— Begin Dataset —

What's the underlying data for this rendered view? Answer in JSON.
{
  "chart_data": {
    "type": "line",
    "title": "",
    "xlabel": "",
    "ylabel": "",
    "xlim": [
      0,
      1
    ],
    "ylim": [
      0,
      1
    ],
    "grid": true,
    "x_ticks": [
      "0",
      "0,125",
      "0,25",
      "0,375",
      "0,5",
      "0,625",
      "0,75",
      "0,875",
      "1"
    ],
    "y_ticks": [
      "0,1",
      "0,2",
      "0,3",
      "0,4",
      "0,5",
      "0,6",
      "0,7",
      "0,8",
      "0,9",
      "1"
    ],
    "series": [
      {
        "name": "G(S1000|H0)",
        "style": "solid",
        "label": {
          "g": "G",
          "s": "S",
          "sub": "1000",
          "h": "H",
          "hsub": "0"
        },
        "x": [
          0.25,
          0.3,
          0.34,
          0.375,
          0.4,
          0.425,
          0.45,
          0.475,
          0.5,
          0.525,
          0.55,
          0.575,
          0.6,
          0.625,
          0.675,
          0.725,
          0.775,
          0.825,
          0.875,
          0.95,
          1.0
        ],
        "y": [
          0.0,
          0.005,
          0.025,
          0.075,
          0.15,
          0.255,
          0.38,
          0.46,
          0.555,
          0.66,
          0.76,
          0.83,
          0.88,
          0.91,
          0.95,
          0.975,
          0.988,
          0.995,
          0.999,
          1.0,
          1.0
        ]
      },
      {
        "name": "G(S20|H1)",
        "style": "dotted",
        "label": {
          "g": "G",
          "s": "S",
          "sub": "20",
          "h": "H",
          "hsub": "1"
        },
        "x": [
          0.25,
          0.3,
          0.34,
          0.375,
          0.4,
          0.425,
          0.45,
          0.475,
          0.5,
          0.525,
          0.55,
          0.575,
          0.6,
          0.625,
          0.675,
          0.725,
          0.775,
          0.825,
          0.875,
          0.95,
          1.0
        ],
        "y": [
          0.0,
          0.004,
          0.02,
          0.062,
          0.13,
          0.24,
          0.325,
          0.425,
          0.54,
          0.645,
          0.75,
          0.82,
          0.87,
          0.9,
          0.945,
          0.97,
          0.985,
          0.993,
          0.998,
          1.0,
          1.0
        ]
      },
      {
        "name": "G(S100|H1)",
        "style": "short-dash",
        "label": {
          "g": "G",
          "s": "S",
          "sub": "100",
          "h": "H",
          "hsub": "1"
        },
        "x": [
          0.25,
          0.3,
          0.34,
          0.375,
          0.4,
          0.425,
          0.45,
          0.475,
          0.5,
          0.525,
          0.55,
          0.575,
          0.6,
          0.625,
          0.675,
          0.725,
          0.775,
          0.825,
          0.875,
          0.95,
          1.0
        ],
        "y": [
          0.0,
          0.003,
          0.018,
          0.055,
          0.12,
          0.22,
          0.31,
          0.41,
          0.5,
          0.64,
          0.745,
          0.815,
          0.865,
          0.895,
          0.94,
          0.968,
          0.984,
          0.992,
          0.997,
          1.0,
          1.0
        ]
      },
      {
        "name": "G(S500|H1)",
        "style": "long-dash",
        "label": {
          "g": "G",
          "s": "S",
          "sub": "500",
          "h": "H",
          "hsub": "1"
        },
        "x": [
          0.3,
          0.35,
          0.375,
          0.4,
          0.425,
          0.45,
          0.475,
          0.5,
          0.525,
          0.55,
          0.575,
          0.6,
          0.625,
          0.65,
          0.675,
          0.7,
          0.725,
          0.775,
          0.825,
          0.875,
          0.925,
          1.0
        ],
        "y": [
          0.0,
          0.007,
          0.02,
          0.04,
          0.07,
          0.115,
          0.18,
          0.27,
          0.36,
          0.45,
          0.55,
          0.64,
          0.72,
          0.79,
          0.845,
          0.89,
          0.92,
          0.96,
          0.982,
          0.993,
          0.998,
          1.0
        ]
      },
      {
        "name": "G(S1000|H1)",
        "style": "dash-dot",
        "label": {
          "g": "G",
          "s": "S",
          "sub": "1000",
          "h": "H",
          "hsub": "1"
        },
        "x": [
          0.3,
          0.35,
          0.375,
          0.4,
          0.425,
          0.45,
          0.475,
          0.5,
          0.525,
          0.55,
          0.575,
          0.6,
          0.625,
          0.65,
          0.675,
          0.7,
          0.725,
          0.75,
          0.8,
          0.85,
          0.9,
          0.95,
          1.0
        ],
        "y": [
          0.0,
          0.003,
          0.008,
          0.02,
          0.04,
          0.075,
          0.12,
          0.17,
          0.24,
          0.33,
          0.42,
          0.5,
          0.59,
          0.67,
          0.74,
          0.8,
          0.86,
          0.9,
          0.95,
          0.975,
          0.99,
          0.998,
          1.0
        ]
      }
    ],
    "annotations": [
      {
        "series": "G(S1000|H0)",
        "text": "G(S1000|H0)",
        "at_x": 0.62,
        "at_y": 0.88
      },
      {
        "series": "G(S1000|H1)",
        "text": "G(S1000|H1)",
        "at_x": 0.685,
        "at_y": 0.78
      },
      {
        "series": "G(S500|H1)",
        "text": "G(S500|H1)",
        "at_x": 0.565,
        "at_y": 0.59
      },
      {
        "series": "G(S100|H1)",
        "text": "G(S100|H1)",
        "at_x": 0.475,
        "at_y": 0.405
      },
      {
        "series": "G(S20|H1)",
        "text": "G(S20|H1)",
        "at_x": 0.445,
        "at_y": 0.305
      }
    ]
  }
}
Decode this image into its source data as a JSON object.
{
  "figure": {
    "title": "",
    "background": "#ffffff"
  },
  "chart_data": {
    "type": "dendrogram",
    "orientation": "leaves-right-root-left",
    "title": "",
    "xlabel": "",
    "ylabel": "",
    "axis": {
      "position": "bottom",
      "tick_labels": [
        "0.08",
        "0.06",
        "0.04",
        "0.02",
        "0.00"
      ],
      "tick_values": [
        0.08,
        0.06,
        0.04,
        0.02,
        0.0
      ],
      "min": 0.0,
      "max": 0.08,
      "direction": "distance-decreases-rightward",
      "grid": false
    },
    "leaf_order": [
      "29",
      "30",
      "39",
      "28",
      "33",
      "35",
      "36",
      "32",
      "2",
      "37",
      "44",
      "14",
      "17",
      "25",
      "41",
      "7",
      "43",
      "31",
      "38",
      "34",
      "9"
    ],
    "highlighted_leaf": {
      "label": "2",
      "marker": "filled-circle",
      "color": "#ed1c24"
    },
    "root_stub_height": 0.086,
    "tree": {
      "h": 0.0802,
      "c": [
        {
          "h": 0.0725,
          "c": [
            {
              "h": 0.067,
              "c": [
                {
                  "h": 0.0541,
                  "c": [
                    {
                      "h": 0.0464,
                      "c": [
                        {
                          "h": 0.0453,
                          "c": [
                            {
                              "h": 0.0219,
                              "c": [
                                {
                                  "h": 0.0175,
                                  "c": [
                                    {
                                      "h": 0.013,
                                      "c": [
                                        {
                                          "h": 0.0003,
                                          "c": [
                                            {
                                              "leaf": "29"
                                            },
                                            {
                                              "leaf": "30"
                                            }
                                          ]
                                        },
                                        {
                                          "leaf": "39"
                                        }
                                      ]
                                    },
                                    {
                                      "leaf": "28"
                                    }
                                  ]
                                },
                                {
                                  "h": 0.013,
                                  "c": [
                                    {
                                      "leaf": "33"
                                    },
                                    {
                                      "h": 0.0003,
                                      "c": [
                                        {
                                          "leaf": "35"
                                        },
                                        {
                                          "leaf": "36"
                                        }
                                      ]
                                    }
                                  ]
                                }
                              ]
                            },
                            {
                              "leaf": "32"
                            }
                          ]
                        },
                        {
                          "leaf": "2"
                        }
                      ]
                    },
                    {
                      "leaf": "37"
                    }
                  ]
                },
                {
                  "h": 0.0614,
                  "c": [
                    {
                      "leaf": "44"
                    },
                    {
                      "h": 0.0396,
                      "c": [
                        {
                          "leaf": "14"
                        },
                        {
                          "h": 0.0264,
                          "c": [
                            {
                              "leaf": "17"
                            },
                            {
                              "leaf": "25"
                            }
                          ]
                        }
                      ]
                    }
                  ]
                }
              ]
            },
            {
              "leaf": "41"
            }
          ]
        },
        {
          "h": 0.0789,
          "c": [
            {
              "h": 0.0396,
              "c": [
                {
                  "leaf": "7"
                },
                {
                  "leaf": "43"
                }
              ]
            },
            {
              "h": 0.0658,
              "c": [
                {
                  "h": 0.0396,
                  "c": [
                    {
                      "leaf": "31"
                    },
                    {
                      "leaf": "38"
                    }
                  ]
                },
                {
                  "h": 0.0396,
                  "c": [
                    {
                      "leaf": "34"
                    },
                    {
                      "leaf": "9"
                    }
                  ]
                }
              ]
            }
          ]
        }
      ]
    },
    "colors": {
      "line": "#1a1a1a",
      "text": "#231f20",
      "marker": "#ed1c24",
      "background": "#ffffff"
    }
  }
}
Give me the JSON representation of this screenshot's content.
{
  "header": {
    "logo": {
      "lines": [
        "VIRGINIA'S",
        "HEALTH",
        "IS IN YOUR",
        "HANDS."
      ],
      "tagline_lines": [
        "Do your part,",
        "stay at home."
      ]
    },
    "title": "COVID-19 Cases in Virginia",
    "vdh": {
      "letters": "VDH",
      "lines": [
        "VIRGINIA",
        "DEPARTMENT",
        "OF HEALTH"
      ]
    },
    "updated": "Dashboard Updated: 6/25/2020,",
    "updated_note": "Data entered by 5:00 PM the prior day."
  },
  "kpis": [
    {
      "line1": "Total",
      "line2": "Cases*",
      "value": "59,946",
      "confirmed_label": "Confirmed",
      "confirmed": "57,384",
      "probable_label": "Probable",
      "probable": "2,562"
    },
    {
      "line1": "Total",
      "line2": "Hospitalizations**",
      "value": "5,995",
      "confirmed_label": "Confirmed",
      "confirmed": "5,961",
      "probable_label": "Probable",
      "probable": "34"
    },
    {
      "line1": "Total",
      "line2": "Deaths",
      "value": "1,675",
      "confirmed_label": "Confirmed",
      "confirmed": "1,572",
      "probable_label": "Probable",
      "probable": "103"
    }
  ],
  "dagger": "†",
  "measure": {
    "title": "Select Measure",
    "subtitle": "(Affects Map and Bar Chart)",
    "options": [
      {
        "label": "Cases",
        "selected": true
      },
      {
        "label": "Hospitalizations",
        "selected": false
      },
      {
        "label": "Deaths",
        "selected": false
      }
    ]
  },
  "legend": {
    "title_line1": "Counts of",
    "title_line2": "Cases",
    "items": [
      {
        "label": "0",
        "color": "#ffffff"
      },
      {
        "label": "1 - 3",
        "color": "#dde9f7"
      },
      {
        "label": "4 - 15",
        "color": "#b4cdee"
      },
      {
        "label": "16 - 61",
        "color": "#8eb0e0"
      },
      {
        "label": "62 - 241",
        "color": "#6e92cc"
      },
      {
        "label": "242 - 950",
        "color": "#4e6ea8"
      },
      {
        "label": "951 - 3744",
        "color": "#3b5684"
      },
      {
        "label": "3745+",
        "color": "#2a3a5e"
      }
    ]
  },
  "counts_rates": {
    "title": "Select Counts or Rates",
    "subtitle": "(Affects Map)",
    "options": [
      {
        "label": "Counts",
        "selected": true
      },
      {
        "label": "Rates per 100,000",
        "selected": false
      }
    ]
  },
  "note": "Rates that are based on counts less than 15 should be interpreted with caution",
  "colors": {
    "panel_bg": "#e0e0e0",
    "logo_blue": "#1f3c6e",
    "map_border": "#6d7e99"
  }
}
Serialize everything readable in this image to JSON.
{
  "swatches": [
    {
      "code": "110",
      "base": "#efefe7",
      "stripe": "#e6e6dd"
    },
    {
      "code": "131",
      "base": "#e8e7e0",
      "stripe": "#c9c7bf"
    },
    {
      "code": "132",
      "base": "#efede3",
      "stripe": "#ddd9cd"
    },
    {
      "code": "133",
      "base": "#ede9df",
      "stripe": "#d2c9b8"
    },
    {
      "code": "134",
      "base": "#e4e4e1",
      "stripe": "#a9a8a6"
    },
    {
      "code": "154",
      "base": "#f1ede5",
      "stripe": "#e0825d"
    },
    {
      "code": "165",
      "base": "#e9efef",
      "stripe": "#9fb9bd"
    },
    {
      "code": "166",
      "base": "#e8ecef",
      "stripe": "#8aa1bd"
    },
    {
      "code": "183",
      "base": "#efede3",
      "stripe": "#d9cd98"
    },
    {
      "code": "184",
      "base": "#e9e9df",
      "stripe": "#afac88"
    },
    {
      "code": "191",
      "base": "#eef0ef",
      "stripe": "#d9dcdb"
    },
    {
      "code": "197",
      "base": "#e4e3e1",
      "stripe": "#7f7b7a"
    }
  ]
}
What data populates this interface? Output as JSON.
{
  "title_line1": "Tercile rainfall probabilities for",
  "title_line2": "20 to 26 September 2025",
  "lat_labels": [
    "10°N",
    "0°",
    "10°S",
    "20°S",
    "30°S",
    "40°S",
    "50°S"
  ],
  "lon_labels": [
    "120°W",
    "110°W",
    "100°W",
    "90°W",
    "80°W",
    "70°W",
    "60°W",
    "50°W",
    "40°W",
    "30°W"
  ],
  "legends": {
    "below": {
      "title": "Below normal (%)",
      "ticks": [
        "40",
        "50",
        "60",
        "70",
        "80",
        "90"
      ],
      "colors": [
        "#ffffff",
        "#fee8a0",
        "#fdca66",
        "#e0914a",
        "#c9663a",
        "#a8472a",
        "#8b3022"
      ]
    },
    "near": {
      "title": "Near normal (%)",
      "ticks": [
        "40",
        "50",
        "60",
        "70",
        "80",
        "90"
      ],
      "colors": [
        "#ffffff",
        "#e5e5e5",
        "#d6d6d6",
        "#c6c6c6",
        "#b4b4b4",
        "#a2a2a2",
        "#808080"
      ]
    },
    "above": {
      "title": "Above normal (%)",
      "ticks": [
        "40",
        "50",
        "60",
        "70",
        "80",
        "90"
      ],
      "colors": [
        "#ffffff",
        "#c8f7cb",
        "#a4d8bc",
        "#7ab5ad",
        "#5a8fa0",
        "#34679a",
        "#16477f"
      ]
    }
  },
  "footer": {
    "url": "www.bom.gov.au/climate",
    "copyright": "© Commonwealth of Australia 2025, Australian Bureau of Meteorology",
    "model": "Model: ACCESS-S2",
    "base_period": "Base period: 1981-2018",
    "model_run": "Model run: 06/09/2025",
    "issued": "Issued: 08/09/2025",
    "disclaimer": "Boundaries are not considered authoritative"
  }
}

— End Dataset —

§ Set task:
Copy out exactly the lines between the line with "What data populates" and the last line of the entries, counting both of those lines.

§ Task result:
What data populates this interface? Output as JSON.
{
  "title_line1": "Tercile rainfall probabilities for",
  "title_line2": "20 to 26 September 2025",
  "lat_labels": [
    "10°N",
    "0°",
    "10°S",
    "20°S",
    "30°S",
    "40°S",
    "50°S"
  ],
  "lon_labels": [
    "120°W",
    "110°W",
    "100°W",
    "90°W",
    "80°W",
    "70°W",
    "60°W",
    "50°W",
    "40°W",
    "30°W"
  ],
  "legends": {
    "below": {
      "title": "Below normal (%)",
      "ticks": [
        "40",
        "50",
        "60",
        "70",
        "80",
        "90"
      ],
      "colors": [
        "#ffffff",
        "#fee8a0",
        "#fdca66",
        "#e0914a",
        "#c9663a",
        "#a8472a",
        "#8b3022"
      ]
    },
    "near": {
      "title": "Near normal (%)",
      "ticks": [
        "40",
        "50",
        "60",
        "70",
        "80",
        "90"
      ],
      "colors": [
        "#ffffff",
        "#e5e5e5",
        "#d6d6d6",
        "#c6c6c6",
        "#b4b4b4",
        "#a2a2a2",
        "#808080"
      ]
    },
    "above": {
      "title": "Above normal (%)",
      "ticks": [
        "40",
        "50",
        "60",
        "70",
        "80",
        "90"
      ],
      "colors": [
        "#ffffff",
        "#c8f7cb",
        "#a4d8bc",
        "#7ab5ad",
        "#5a8fa0",
        "#34679a",
        "#16477f"
      ]
    }
  },
  "footer": {
    "url": "www.bom.gov.au/climate",
    "copyright": "© Commonwealth of Australia 2025, Australian Bureau of Meteorology",
    "model": "Model: ACCESS-S2",
    "base_period": "Base period: 1981-2018",
    "model_run": "Model run: 06/09/2025",
    "issued": "Issued: 08/09/2025",
    "disclaimer": "Boundaries are not considered authoritative"
  }
}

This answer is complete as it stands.